Every entry below must appear again, exactly as written.

## Data section
-=-=-=-=-

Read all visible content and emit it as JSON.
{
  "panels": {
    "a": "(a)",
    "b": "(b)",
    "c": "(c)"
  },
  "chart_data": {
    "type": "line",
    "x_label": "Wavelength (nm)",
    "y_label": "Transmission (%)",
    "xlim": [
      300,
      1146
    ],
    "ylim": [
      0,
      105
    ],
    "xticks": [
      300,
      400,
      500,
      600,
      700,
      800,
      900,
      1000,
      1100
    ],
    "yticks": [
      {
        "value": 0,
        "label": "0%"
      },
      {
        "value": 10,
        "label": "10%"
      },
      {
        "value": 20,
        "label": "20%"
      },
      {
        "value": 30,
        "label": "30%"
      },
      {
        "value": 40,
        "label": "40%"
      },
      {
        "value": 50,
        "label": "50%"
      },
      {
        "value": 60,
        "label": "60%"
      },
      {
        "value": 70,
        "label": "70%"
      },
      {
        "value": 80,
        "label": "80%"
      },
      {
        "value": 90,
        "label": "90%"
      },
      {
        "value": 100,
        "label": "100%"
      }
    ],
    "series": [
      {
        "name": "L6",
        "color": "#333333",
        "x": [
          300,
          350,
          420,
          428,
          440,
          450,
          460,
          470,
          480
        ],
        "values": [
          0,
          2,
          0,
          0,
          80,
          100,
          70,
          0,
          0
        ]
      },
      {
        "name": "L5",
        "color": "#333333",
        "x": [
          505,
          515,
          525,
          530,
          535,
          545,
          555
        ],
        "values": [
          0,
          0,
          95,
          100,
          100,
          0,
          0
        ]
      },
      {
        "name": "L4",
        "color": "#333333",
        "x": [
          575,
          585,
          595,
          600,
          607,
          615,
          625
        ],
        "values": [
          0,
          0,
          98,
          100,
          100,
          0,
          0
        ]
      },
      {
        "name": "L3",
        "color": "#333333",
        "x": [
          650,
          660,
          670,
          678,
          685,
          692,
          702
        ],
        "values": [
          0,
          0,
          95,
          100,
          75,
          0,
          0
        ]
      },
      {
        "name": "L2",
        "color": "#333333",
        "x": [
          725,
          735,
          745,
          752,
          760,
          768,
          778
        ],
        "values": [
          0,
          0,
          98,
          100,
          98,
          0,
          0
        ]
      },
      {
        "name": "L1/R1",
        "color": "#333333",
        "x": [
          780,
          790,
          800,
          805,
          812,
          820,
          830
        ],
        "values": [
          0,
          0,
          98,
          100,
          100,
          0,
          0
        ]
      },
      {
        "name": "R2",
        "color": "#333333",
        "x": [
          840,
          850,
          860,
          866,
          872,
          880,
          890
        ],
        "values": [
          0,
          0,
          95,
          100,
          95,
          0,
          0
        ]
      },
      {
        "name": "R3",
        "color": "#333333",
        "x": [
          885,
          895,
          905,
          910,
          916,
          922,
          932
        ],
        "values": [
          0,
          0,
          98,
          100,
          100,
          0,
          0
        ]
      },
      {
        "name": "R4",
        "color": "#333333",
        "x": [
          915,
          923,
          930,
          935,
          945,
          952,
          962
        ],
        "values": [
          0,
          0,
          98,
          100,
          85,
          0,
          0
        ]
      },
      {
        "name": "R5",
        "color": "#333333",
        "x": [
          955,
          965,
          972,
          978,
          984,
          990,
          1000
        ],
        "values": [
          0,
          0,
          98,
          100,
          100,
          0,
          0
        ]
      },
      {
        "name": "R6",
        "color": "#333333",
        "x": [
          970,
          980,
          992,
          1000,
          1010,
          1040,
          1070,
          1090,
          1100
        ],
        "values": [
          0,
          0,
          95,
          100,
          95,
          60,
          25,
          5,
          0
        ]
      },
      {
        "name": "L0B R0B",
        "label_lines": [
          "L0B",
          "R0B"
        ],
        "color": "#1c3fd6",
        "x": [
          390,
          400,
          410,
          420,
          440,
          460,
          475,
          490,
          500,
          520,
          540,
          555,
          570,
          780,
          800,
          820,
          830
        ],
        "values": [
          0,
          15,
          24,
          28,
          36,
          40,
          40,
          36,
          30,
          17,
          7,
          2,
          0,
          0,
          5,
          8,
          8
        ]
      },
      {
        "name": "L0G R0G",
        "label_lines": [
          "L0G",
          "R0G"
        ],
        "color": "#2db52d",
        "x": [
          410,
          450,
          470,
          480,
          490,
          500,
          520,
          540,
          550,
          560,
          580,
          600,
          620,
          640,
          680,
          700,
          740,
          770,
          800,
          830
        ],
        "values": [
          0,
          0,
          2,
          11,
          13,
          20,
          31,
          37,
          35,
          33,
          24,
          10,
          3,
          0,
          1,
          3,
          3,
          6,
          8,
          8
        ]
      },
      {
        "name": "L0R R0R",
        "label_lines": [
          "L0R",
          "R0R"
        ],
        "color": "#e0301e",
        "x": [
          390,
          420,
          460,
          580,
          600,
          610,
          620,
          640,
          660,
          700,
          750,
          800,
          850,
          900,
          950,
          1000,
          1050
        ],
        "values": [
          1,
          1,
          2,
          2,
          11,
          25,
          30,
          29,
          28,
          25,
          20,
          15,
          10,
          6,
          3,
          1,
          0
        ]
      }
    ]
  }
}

-=-=-=-=-

## Exercise solution
Read all visible content and emit it as JSON.
{
  "panels": {
    "a": "(a)",
    "b": "(b)",
    "c": "(c)"
  },
  "chart_data": {
    "type": "line",
    "x_label": "Wavelength (nm)",
    "y_label": "Transmission (%)",
    "xlim": [
      300,
      1146
    ],
    "ylim": [
      0,
      105
    ],
    "xticks": [
      300,
      400,
      500,
      600,
      700,
      800,
      900,
      1000,
      1100
    ],
    "yticks": [
      {
        "value": 0,
        "label": "0%"
      },
      {
        "value": 10,
        "label": "10%"
      },
      {
        "value": 20,
        "label": "20%"
      },
      {
        "value": 30,
        "label": "30%"
      },
      {
        "value": 40,
        "label": "40%"
      },
      {
        "value": 50,
        "label": "50%"
      },
      {
        "value": 60,
        "label": "60%"
      },
      {
        "value": 70,
        "label": "70%"
      },
      {
        "value": 80,
        "label": "80%"
      },
      {
        "value": 90,
        "label": "90%"
      },
      {
        "value": 100,
        "label": "100%"
      }
    ],
    "series": [
      {
        "name": "L6",
        "color": "#333333",
        "x": [
          300,
          350,
          420,
          428,
          440,
          450,
          460,
          470,
          480
        ],
        "values": [
          0,
          2,
          0,
          0,
          80,
          100,
          70,
          0,
          0
        ]
      },
      {
        "name": "L5",
        "color": "#333333",
        "x": [
          505,
          515,
          525,
          530,
          535,
          545,
          555
        ],
        "values": [
          0,
          0,
          95,
          100,
          100,
          0,
          0
        ]
      },
      {
        "name": "L4",
        "color": "#333333",
        "x": [
          575,
          585,
          595,
          600,
          607,
          615,
          625
        ],
        "values": [
          0,
          0,
          98,
          100,
          100,
          0,
          0
        ]
      },
      {
        "name": "L3",
        "color": "#333333",
        "x": [
          650,
          660,
          670,
          678,
          685,
          692,
          702
        ],
        "values": [
          0,
          0,
          95,
          100,
          75,
          0,
          0
        ]
      },
      {
        "name": "L2",
        "color": "#333333",
        "x": [
          725,
          735,
          745,
          752,
          760,
          768,
          778
        ],
        "values": [
          0,
          0,
          98,
          100,
          98,
          0,
          0
        ]
      },
      {
        "name": "L1/R1",
        "color": "#333333",
        "x": [
          780,
          790,
          800,
          805,
          812,
          820,
          830
        ],
        "values": [
          0,
          0,
          98,
          100,
          100,
          0,
          0
        ]
      },
      {
        "name": "R2",
        "color": "#333333",
        "x": [
          840,
          850,
          860,
          866,
          872,
          880,
          890
        ],
        "values": [
          0,
          0,
          95,
          100,
          95,
          0,
          0
        ]
      },
      {
        "name": "R3",
        "color": "#333333",
        "x": [
          885,
          895,
          905,
          910,
          916,
          922,
          932
        ],
        "values": [
          0,
          0,
          98,
          100,
          100,
          0,
          0
        ]
      },
      {
        "name": "R4",
        "color": "#333333",
        "x": [
          915,
          923,
          930,
          935,
          945,
          952,
          962
        ],
        "values": [
          0,
          0,
          98,
          100,
          85,
          0,
          0
        ]
      },
      {
        "name": "R5",
        "color": "#333333",
        "x": [
          955,
          965,
          972,
          978,
          984,
          990,
          1000
        ],
        "values": [
          0,
          0,
          98,
          100,
          100,
          0,
          0
        ]
      },
      {
        "name": "R6",
        "color": "#333333",
        "x": [
          970,
          980,
          992,
          1000,
          1010,
          1040,
          1070,
          1090,
          1100
        ],
        "values": [
          0,
          0,
          95,
          100,
          95,
          60,
          25,
          5,
          0
        ]
      },
      {
        "name": "L0B R0B",
        "label_lines": [
          "L0B",
          "R0B"
        ],
        "color": "#1c3fd6",
        "x": [
          390,
          400,
          410,
          420,
          440,
          460,
          475,
          490,
          500,
          520,
          540,
          555,
          570,
          780,
          800,
          820,
          830
        ],
        "values": [
          0,
          15,
          24,
          28,
          36,
          40,
          40,
          36,
          30,
          17,
          7,
          2,
          0,
          0,
          5,
          8,
          8
        ]
      },
      {
        "name": "L0G R0G",
        "label_lines": [
          "L0G",
          "R0G"
        ],
        "color": "#2db52d",
        "x": [
          410,
          450,
          470,
          480,
          490,
          500,
          520,
          540,
          550,
          560,
          580,
          600,
          620,
          640,
          680,
          700,
          740,
          770,
          800,
          830
        ],
        "values": [
          0,
          0,
          2,
          11,
          13,
          20,
          31,
          37,
          35,
          33,
          24,
          10,
          3,
          0,
          1,
          3,
          3,
          6,
          8,
          8
        ]
      },
      {
        "name": "L0R R0R",
        "label_lines": [
          "L0R",
          "R0R"
        ],
        "color": "#e0301e",
        "x": [
          390,
          420,
          460,
          580,
          600,
          610,
          620,
          640,
          660,
          700,
          750,
          800,
          850,
          900,
          950,
          1000,
          1050
        ],
        "values": [
          1,
          1,
          2,
          2,
          11,
          25,
          30,
          29,
          28,
          25,
          20,
          15,
          10,
          6,
          3,
          1,
          0
        ]
      }
    ]
  }
}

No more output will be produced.